** BEGIN **

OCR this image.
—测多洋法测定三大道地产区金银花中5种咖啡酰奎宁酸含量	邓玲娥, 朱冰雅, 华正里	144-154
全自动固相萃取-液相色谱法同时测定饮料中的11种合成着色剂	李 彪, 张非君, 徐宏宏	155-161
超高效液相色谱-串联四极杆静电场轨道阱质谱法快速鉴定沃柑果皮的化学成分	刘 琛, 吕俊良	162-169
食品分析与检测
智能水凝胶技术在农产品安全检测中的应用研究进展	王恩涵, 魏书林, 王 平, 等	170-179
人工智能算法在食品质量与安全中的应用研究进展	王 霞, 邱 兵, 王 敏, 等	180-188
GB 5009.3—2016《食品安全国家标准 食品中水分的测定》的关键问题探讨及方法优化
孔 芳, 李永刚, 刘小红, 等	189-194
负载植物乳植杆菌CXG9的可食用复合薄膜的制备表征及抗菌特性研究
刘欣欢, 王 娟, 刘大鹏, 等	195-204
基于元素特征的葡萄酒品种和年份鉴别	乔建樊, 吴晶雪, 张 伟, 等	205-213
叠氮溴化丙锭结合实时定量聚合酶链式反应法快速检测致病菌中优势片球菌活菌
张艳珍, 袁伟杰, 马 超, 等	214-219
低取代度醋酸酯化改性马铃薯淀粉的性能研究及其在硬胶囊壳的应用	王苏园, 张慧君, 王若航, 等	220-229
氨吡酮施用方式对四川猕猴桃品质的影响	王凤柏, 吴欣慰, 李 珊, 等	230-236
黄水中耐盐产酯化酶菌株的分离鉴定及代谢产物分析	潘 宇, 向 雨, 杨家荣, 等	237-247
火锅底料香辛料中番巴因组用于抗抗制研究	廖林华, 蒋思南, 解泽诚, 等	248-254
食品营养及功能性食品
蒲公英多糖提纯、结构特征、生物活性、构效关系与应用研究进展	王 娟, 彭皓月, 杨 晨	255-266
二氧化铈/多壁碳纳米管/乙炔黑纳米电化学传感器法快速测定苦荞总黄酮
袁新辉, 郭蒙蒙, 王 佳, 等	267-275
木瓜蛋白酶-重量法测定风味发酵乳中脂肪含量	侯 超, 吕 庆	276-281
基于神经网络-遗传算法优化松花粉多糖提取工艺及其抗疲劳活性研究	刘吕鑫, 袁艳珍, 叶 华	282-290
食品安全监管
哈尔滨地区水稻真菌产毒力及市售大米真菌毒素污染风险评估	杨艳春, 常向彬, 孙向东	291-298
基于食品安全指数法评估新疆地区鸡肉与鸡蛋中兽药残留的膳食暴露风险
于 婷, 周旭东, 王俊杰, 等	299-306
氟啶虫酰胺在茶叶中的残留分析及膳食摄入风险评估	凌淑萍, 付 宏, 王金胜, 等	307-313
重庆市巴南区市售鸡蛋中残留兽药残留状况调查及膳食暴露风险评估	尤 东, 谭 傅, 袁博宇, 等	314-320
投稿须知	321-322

** END **
** BEGIN **

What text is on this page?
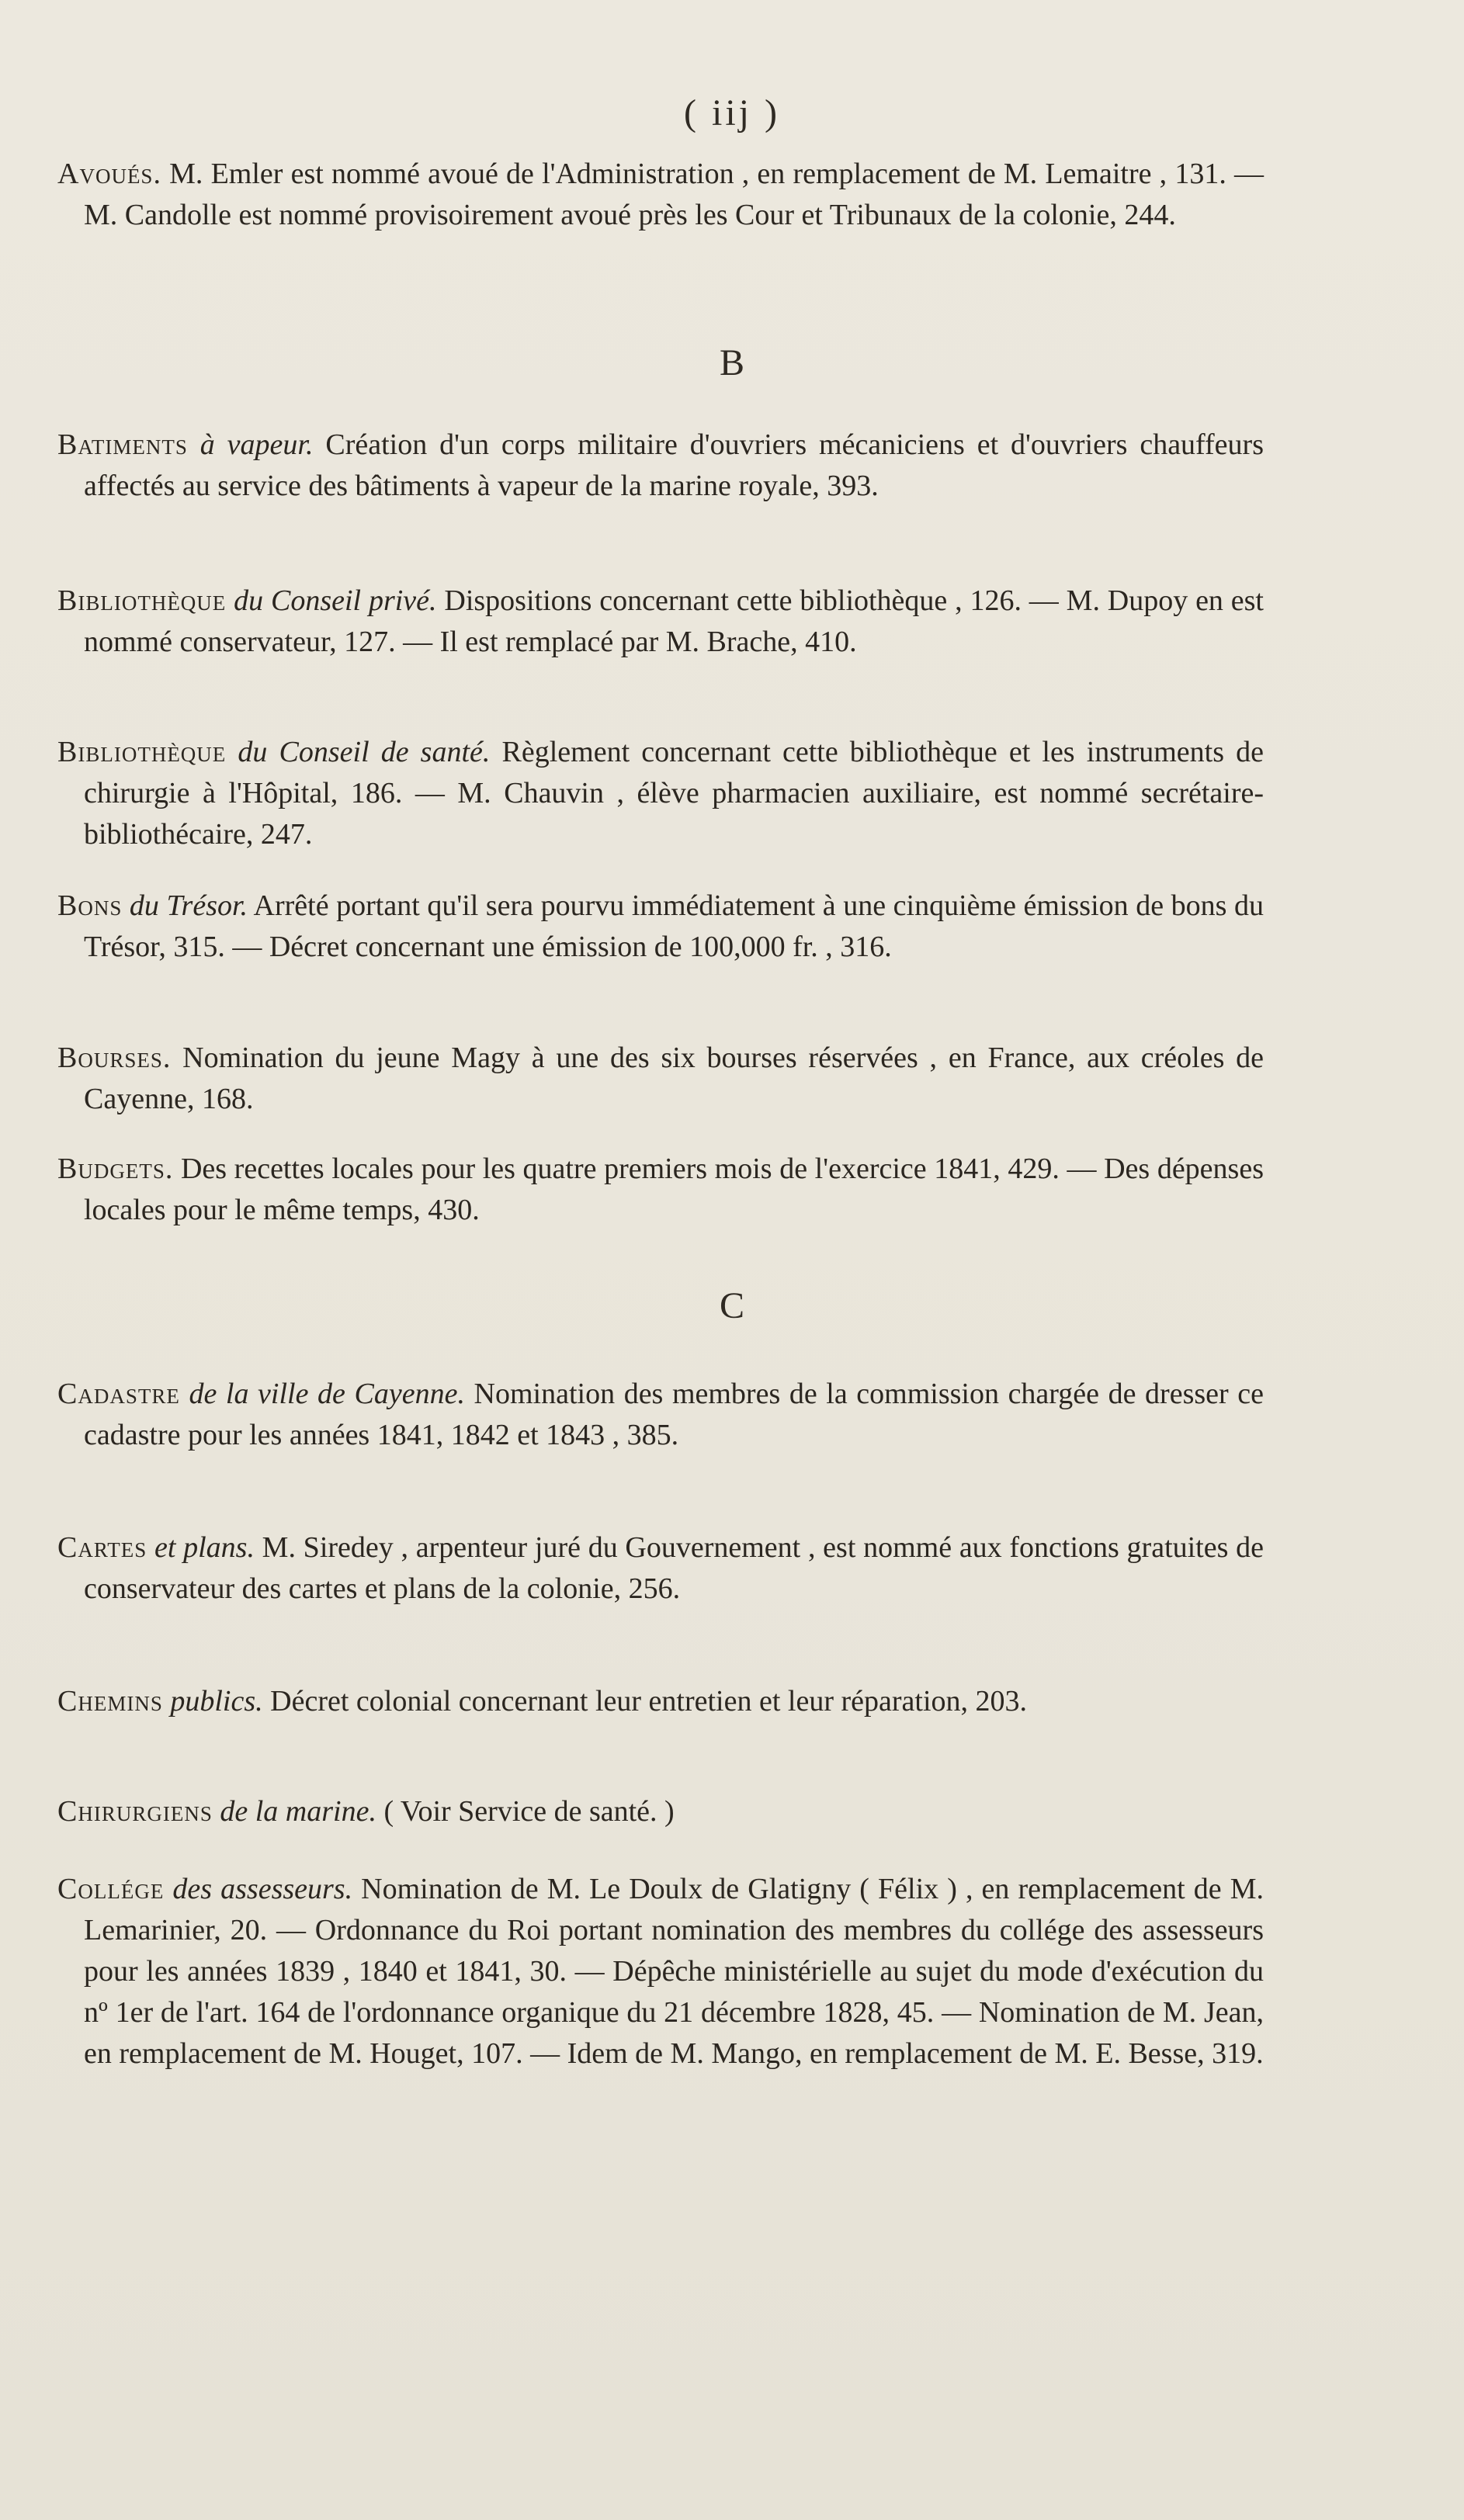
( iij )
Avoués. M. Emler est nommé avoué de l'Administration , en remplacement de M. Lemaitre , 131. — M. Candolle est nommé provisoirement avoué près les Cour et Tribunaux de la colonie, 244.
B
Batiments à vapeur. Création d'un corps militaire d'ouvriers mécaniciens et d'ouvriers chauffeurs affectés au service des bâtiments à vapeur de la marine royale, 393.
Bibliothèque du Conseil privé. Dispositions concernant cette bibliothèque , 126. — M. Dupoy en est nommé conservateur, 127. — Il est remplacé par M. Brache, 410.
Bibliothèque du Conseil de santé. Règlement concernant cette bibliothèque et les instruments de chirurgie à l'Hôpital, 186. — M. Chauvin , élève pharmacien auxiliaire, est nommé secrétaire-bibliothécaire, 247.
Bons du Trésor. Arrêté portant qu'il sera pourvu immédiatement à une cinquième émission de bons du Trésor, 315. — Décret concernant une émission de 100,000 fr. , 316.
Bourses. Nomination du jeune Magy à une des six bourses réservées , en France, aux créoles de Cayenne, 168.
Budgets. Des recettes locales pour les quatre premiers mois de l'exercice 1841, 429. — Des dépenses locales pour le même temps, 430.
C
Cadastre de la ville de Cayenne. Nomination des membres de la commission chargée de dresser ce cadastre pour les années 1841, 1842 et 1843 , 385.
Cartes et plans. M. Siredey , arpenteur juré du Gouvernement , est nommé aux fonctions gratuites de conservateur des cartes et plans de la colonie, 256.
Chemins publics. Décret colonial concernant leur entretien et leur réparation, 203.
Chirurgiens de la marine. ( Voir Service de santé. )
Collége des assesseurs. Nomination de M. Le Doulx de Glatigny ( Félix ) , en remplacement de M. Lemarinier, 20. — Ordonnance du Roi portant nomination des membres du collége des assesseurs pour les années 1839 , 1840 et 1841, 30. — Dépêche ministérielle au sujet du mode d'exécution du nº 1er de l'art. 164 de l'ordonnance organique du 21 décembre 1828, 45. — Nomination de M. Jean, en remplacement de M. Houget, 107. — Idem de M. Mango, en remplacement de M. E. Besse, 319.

** END **

What you are asked to do: Copy out every line from the material above in which the word "portant" appears.

Task solution:
Bons du Trésor. Arrêté portant qu'il sera pourvu immédiatement à une cinquième émission de bons du Trésor, 315. — Décret concernant une émission de 100,000 fr. , 316.
Collége des assesseurs. Nomination de M. Le Doulx de Glatigny ( Félix ) , en remplacement de M. Lemarinier, 20. — Ordonnance du Roi portant nomination des membres du collége des assesseurs pour les années 1839 , 1840 et 1841, 30. — Dépêche ministérielle au sujet du mode d'exécution du nº 1er de l'art. 164 de l'ordonnance organique du 21 décembre 1828, 45. — Nomination de M. Jean, en remplacement de M. Houget, 107. — Idem de M. Mango, en remplacement de M. E. Besse, 319.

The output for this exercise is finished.